§ THE TASK: Copy everything from the line with "List all visible" down to the line with "symbol-label[interactable]: NQmain:CME (6, 6, 93, 22)", swapping each "macd-bar" for "histogram-bar" and keeping all else unchanged. Leave the pictures out of your output.

§ EXERCISE MATERIAL:
____

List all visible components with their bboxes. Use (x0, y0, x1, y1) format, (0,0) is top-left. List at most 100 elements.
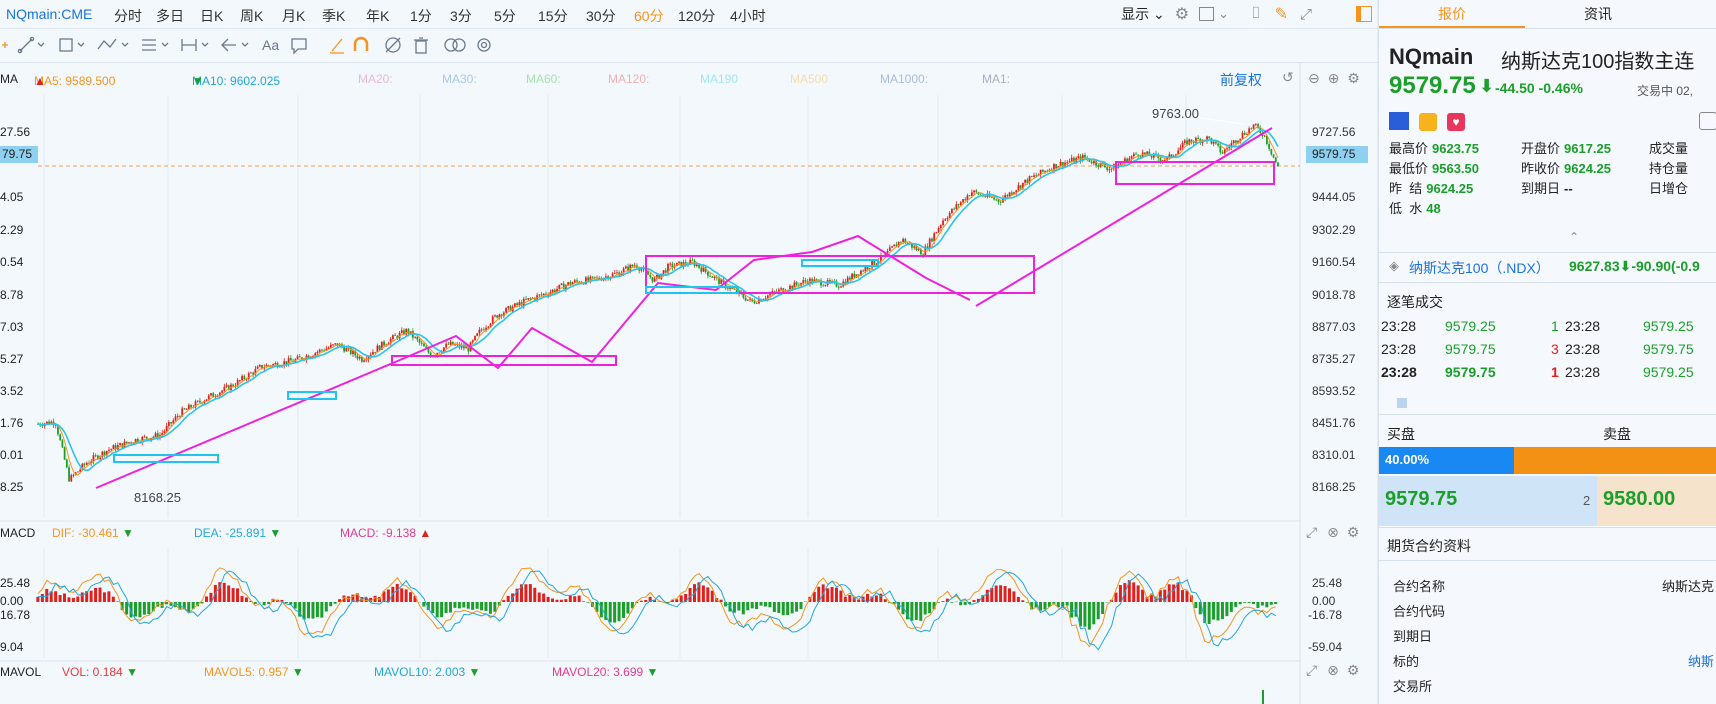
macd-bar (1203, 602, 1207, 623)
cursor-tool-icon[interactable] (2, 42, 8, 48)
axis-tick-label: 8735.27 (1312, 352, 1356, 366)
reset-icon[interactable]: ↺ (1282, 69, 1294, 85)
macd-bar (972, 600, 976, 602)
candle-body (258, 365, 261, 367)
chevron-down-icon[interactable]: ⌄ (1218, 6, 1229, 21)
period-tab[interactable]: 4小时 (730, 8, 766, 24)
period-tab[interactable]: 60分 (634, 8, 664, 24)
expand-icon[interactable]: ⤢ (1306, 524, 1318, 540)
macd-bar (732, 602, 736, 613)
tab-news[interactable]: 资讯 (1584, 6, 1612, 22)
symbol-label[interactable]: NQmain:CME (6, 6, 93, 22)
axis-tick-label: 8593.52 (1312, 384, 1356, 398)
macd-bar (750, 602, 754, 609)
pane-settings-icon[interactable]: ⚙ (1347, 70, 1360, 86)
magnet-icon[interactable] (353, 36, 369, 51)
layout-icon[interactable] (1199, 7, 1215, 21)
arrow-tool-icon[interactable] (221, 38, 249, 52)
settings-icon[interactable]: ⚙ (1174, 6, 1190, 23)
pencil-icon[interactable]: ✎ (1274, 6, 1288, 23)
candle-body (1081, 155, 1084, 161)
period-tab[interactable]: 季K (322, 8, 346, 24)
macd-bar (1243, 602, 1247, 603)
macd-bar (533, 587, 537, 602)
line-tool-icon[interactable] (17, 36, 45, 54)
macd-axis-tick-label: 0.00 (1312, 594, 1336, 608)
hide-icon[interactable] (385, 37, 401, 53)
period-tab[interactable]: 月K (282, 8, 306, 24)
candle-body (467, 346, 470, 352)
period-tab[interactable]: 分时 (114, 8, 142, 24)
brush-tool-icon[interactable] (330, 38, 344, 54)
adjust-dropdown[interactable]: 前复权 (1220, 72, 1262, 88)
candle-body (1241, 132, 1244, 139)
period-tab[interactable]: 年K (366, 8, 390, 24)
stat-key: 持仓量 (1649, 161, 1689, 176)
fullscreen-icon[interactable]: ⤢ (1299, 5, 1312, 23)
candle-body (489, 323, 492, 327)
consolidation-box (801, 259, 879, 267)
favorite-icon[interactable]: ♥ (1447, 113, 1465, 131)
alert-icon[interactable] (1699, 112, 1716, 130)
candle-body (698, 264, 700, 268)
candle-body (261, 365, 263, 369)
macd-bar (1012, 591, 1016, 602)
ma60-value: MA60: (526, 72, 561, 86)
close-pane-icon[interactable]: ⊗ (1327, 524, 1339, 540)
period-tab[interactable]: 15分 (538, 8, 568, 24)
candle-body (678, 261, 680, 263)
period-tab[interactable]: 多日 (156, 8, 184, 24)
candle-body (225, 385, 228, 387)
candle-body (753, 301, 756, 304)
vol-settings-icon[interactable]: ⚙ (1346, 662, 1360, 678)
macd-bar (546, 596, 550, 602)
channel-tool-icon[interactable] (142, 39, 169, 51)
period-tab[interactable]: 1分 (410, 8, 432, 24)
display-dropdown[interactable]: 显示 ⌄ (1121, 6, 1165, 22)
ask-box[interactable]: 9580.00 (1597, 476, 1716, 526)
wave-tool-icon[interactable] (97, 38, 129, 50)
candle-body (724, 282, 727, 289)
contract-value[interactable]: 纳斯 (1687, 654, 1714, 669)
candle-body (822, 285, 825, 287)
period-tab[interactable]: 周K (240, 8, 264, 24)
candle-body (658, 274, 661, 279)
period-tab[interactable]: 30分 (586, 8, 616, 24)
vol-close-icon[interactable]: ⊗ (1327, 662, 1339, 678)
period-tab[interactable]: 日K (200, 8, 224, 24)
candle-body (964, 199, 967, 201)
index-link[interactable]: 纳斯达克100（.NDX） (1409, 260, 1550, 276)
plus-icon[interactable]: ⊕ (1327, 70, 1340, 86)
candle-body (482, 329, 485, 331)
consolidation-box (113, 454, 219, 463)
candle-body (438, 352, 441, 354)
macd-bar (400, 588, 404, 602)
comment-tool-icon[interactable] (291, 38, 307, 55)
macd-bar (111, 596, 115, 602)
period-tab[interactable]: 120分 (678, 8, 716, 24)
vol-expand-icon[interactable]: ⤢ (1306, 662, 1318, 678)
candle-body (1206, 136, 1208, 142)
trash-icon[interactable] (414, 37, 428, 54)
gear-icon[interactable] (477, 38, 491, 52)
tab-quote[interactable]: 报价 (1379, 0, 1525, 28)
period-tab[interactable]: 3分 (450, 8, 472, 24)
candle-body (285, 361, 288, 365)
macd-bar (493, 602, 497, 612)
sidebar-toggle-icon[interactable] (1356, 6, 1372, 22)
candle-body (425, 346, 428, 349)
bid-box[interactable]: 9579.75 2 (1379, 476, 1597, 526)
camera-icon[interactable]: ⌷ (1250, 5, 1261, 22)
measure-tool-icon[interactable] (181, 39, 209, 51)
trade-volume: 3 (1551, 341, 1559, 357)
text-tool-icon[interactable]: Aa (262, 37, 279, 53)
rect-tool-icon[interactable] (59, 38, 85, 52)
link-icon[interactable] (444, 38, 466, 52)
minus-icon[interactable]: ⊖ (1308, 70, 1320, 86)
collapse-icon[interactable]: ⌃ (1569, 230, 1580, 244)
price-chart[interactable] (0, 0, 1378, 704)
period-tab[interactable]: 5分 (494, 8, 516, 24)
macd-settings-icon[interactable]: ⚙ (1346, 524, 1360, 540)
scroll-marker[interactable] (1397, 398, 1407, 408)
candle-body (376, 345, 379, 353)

____

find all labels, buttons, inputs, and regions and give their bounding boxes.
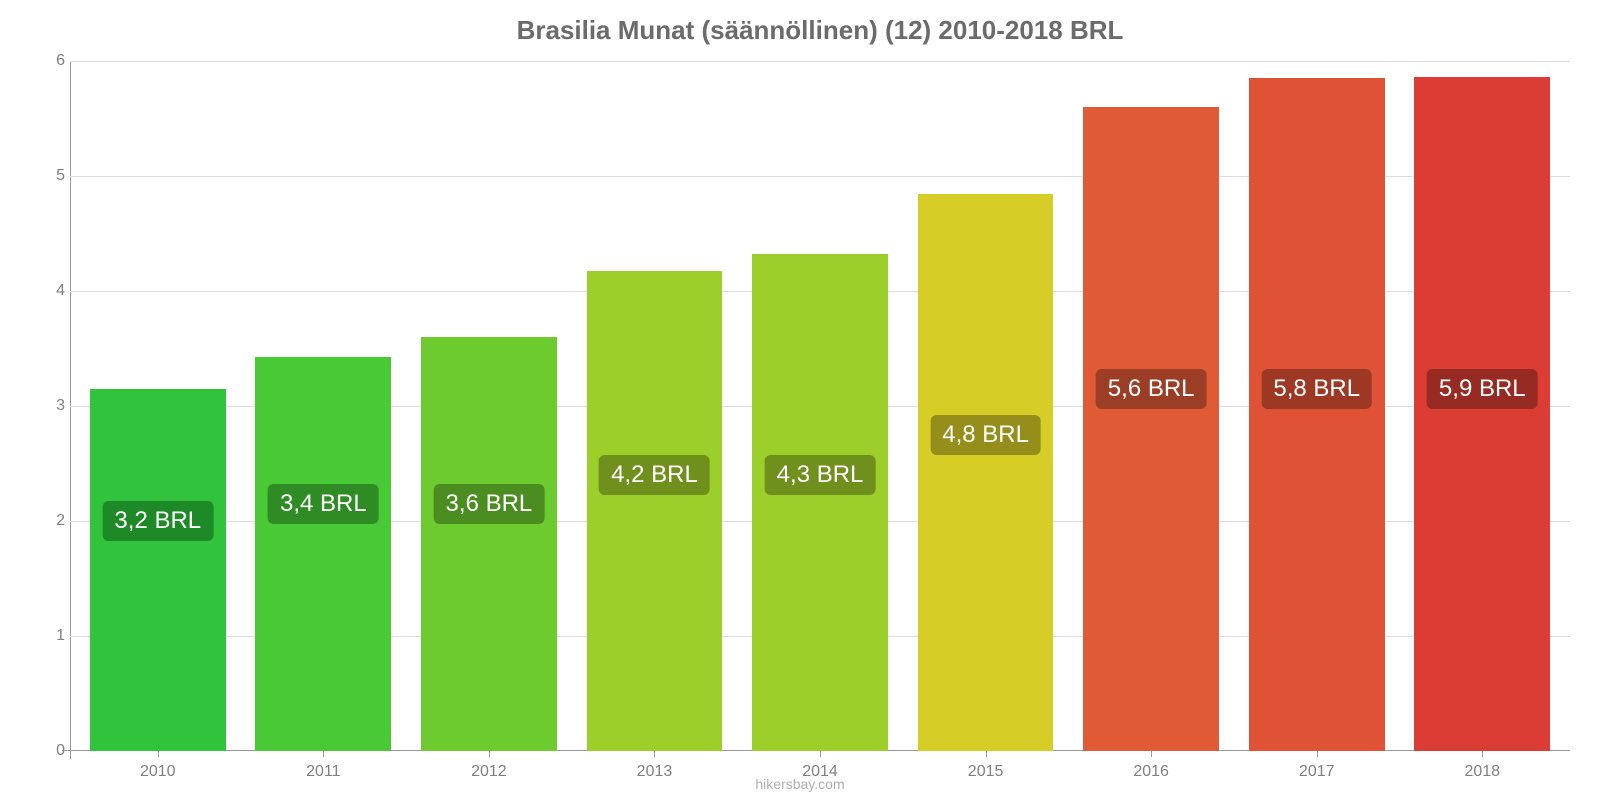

____

§ CORRECT RESPONSE:
List all visible components with their bboxes. Use (x0, y0, x1, y1) format, (0,0) is top-left. List at most 100 elements.
histogram-bar (1203, 602, 1207, 623)
cursor-tool-icon[interactable] (2, 42, 8, 48)
axis-tick-label: 8735.27 (1312, 352, 1356, 366)
reset-icon[interactable]: ↺ (1282, 69, 1294, 85)
histogram-bar (972, 600, 976, 602)
candle-body (258, 365, 261, 367)
chevron-down-icon[interactable]: ⌄ (1218, 6, 1229, 21)
period-tab[interactable]: 4小时 (730, 8, 766, 24)
period-tab[interactable]: 60分 (634, 8, 664, 24)
expand-icon[interactable]: ⤢ (1306, 524, 1318, 540)
histogram-bar (732, 602, 736, 613)
tab-news[interactable]: 资讯 (1584, 6, 1612, 22)
symbol-label[interactable]: NQmain:CME (6, 6, 93, 22)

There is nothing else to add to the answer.